▶ Stored data:

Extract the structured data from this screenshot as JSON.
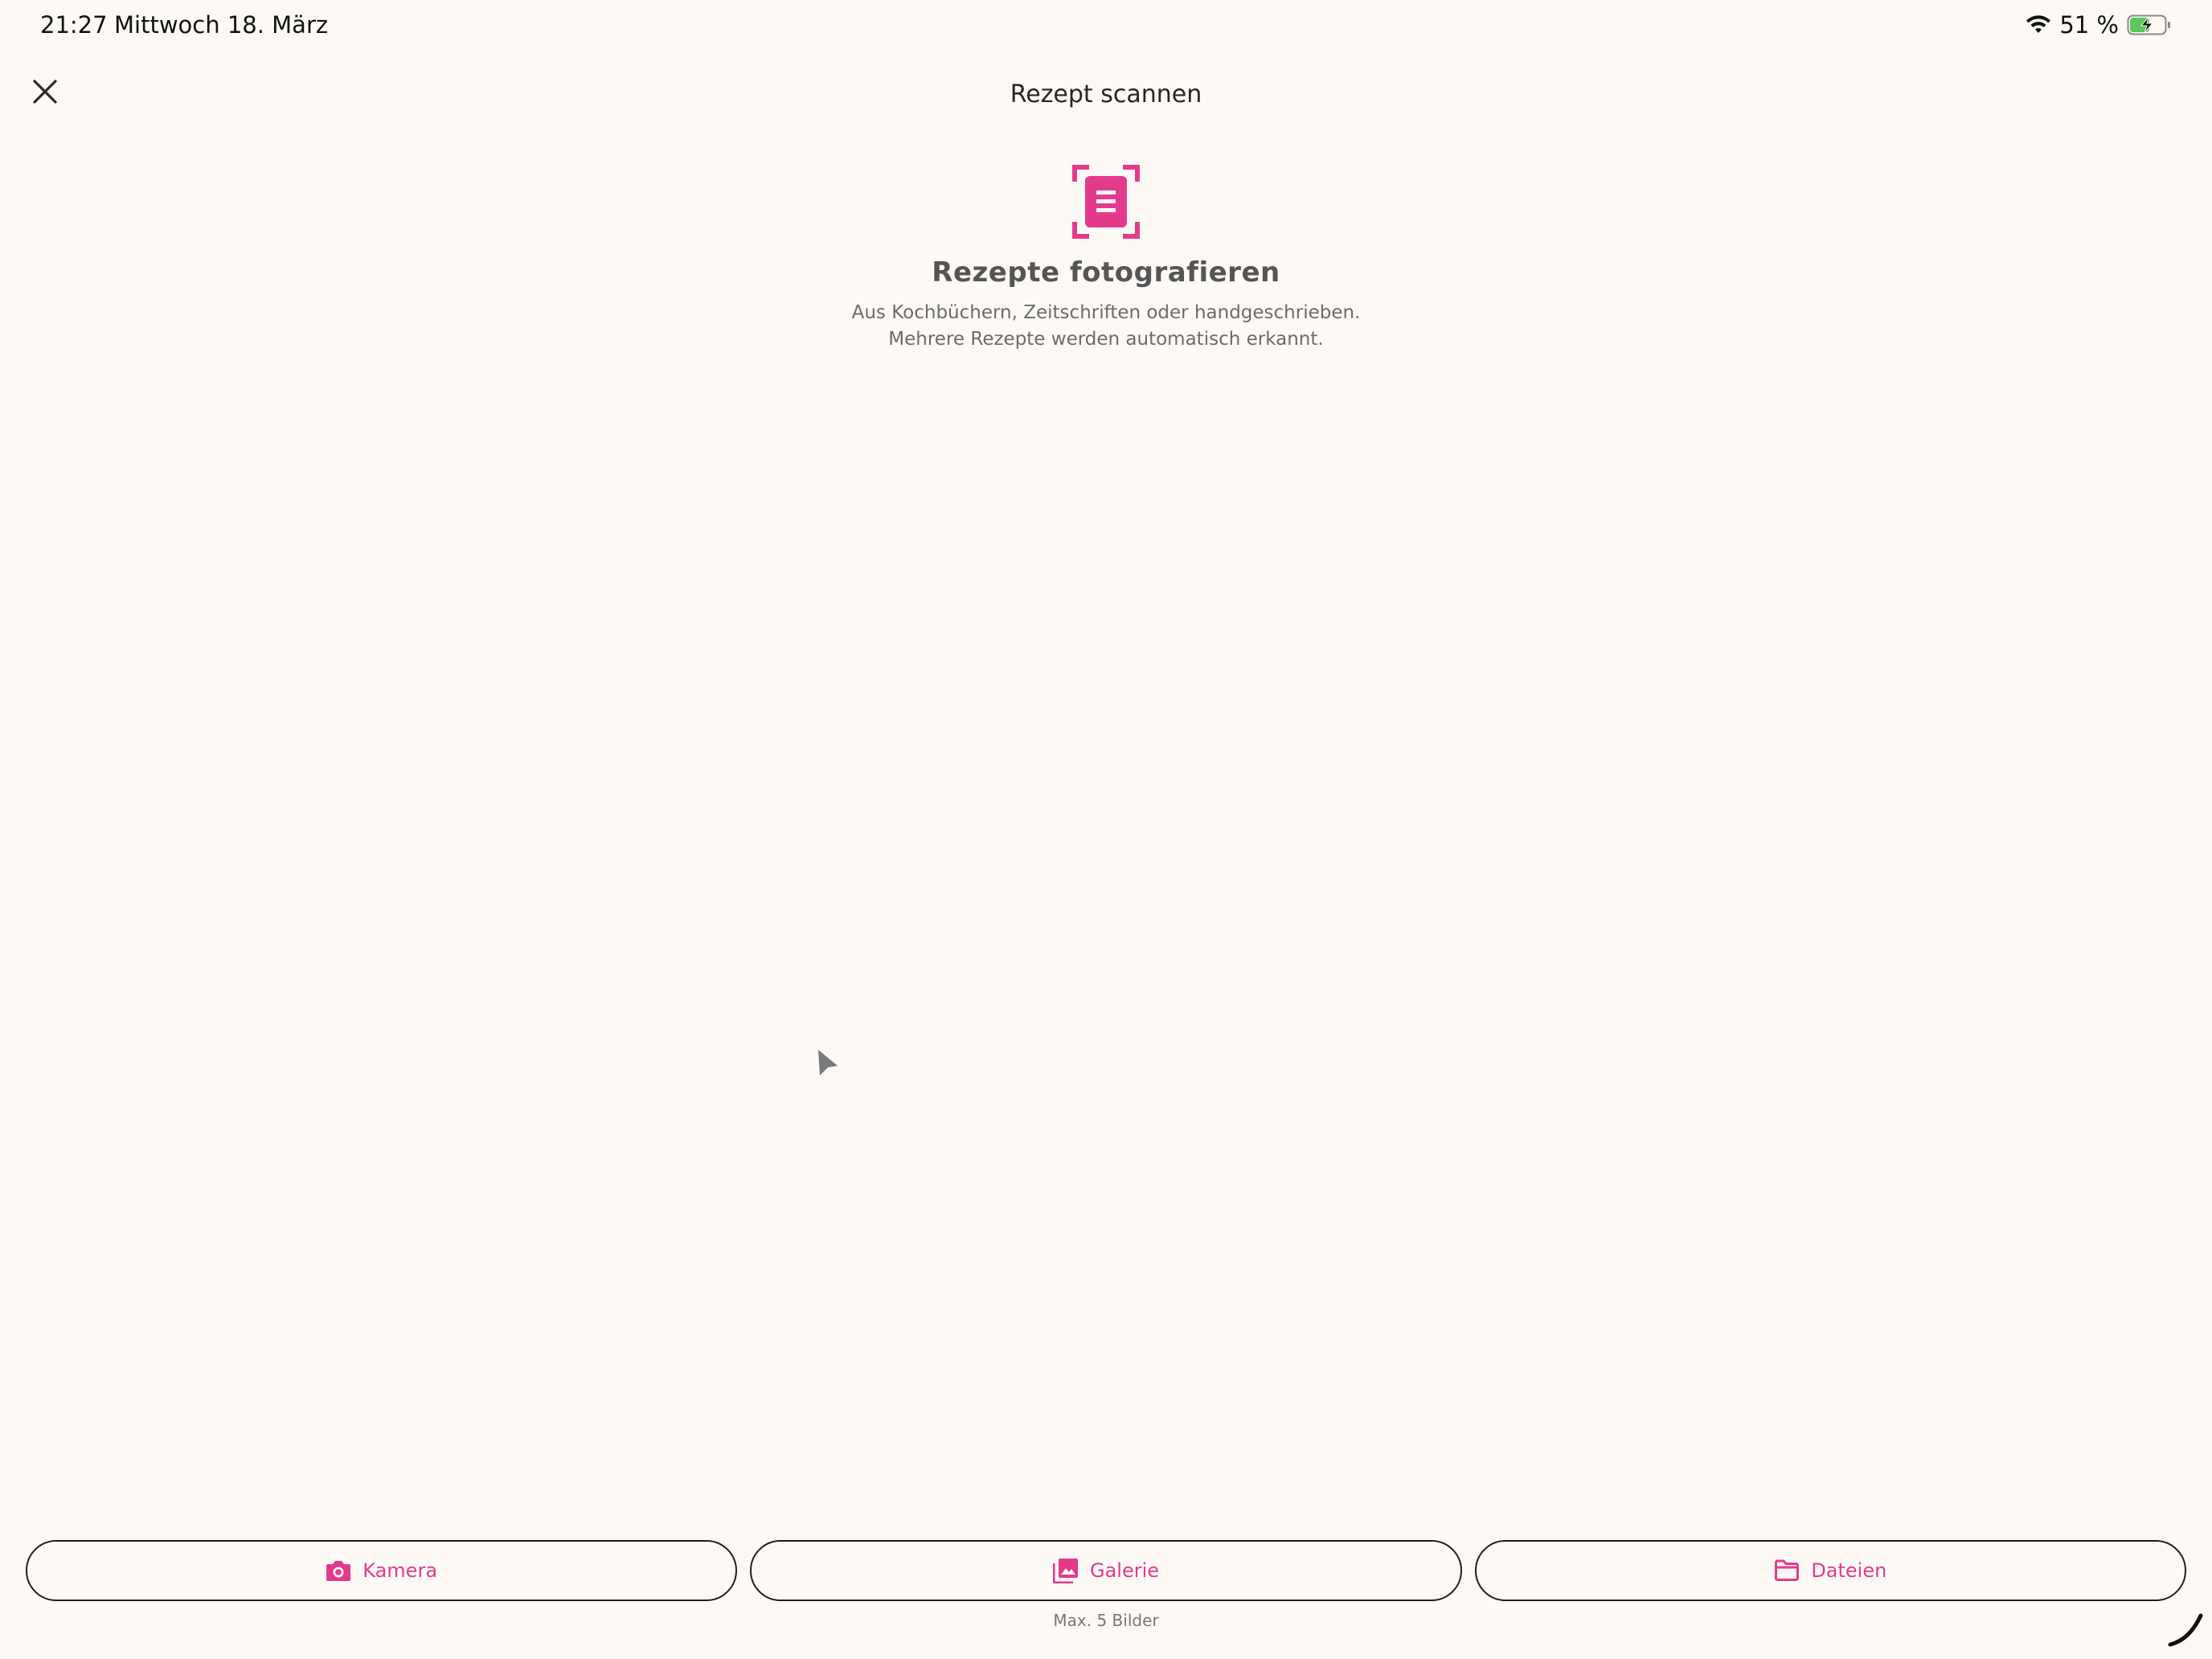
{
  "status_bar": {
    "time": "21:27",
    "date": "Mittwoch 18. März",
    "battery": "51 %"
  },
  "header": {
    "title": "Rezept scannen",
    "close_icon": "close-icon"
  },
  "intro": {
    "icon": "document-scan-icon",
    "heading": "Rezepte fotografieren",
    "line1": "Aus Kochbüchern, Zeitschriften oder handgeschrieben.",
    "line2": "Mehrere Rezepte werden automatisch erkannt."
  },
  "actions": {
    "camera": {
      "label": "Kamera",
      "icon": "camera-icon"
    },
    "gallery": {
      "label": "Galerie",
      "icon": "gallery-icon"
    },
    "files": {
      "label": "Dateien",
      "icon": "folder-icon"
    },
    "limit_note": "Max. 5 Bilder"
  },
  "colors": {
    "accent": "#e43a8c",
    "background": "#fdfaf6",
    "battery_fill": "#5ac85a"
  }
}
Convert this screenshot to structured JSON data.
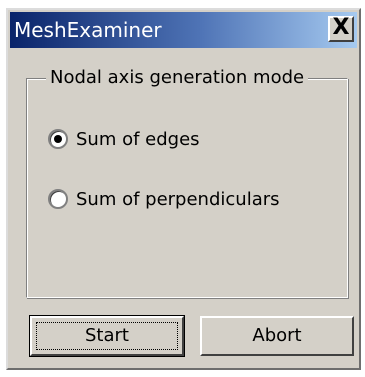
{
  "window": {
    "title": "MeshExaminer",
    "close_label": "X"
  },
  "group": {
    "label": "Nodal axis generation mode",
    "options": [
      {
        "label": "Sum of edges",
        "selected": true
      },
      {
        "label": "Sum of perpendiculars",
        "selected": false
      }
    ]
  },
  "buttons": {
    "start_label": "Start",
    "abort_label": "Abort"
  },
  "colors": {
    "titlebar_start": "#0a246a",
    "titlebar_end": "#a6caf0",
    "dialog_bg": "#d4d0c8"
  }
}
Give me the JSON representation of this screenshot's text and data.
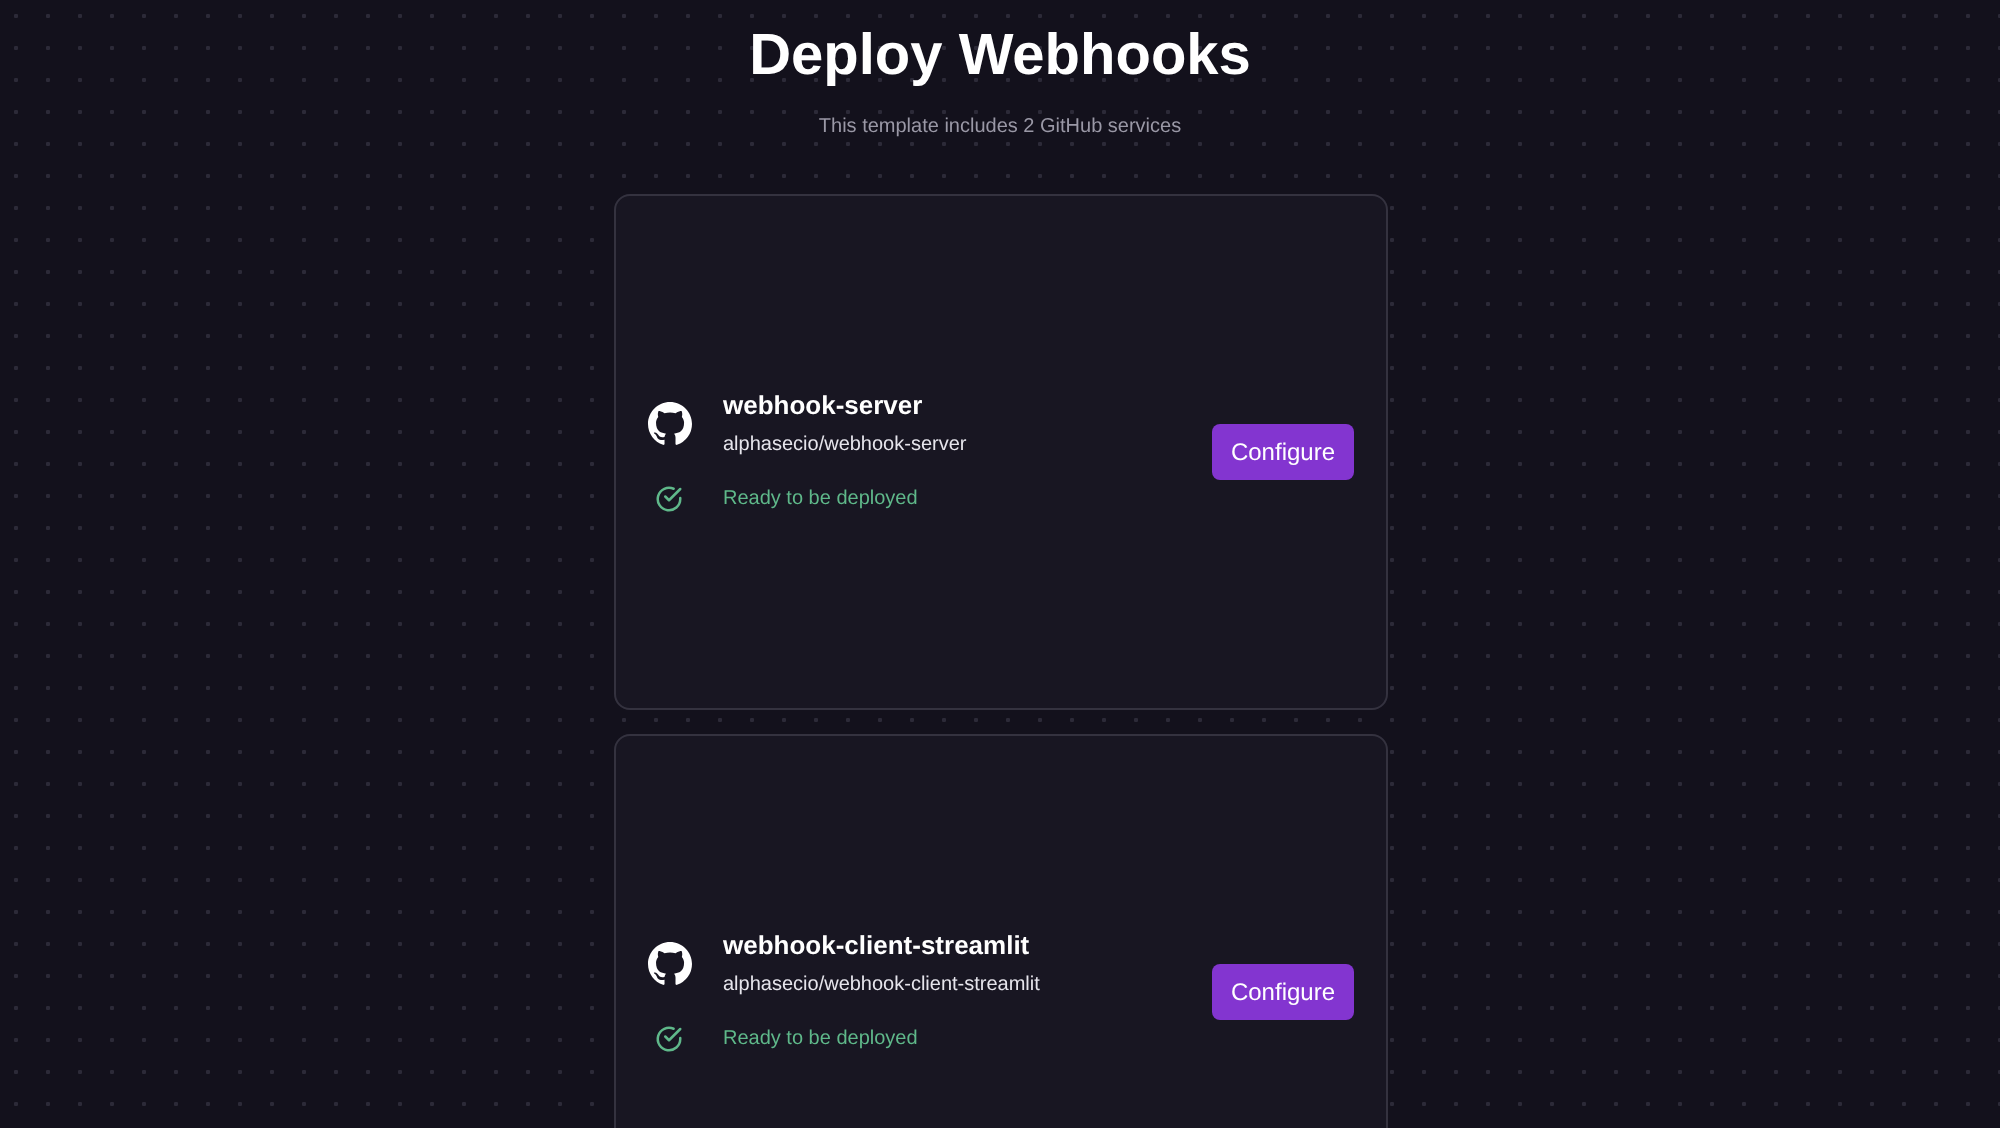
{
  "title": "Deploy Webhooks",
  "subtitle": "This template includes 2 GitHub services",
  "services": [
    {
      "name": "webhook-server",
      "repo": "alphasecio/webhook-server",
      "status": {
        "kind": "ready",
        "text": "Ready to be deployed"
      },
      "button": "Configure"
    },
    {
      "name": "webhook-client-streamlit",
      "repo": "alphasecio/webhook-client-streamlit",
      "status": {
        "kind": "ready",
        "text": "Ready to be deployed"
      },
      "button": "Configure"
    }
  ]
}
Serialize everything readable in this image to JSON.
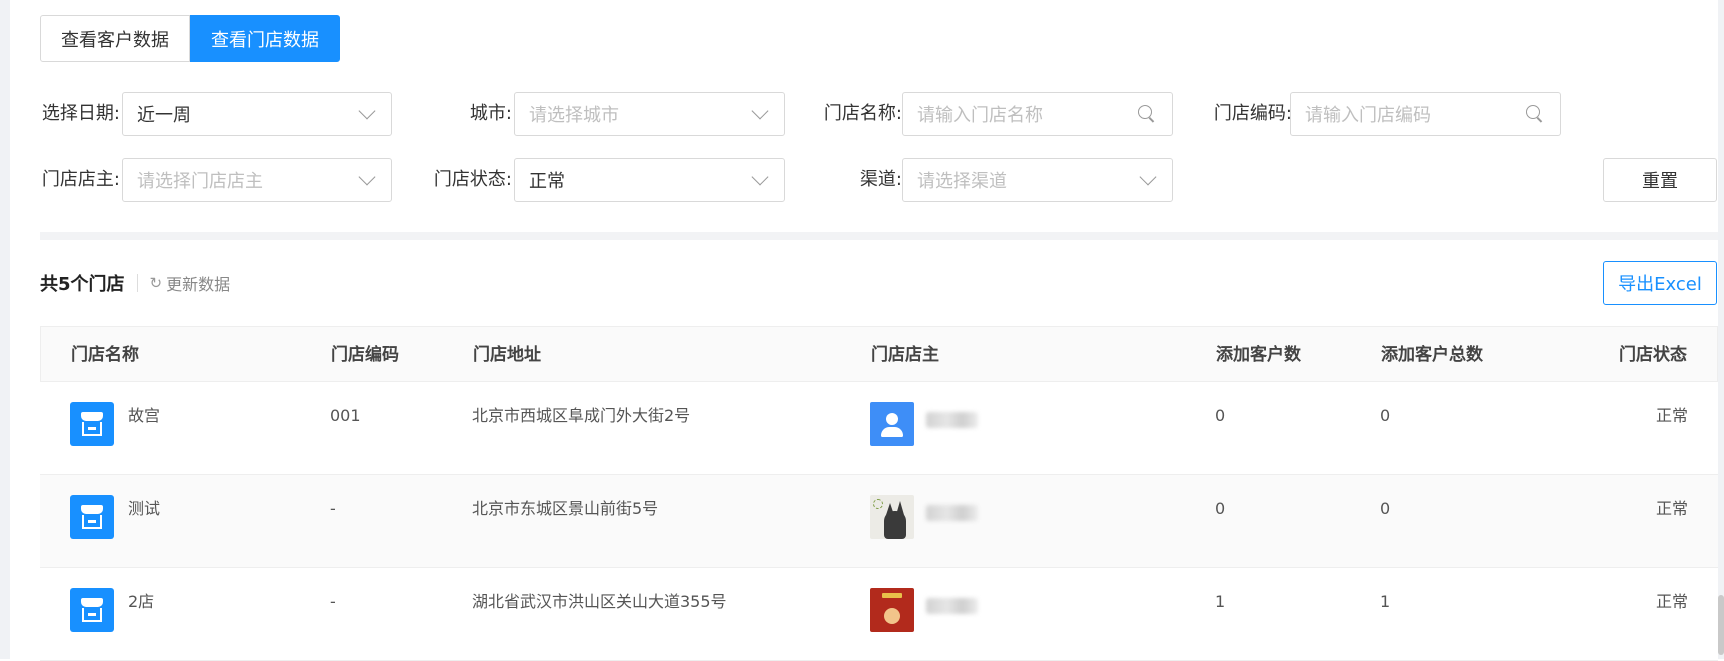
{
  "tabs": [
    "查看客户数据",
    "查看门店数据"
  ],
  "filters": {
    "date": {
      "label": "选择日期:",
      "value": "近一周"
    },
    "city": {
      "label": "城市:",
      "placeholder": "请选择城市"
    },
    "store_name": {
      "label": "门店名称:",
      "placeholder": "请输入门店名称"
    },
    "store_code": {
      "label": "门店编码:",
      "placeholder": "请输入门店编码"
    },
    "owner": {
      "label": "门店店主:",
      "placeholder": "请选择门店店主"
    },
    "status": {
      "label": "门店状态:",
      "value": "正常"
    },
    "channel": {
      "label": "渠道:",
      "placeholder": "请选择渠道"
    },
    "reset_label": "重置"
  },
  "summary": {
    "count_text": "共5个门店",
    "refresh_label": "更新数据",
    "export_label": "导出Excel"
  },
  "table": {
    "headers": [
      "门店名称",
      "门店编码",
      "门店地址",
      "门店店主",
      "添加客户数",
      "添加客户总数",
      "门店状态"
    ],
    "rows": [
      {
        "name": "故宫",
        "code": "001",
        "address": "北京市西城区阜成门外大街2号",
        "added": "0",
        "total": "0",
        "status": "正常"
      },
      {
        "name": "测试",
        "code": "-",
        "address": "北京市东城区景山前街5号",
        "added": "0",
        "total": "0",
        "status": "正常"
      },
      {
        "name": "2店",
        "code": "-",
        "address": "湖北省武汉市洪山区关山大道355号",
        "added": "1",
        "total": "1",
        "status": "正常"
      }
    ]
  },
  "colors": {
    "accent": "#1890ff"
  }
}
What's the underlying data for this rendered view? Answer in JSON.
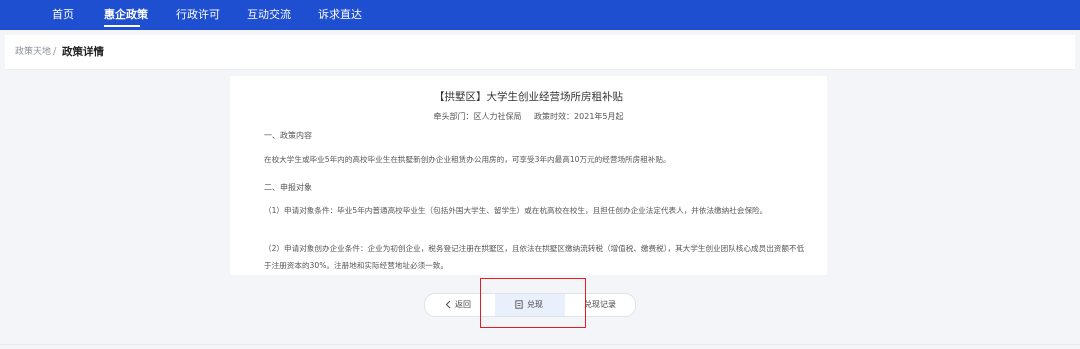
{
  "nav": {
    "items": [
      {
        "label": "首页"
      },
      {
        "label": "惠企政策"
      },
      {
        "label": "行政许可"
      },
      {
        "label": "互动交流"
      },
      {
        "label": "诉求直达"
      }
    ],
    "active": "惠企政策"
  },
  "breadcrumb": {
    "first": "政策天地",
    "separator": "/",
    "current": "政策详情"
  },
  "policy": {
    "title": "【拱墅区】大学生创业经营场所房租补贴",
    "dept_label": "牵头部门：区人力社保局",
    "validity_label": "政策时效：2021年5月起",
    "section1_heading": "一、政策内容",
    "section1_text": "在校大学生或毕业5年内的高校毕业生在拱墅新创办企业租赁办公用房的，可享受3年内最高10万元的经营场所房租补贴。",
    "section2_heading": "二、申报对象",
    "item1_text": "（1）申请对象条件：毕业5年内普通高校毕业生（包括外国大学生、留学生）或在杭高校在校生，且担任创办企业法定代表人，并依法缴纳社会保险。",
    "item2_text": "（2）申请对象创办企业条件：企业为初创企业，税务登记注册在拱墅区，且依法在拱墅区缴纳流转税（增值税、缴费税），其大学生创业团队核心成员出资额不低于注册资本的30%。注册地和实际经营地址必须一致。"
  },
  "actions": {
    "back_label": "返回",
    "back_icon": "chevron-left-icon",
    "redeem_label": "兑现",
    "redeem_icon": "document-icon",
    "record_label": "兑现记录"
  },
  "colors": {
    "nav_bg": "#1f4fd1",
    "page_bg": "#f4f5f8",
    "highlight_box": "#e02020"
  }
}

▶ Problem statement: Choose all lines containing the string "structured" and copy them out.

▶ Solution for this problem:
Extract the structured data from this screenshot as JSON.
Convert this screenshot to structured JSON data.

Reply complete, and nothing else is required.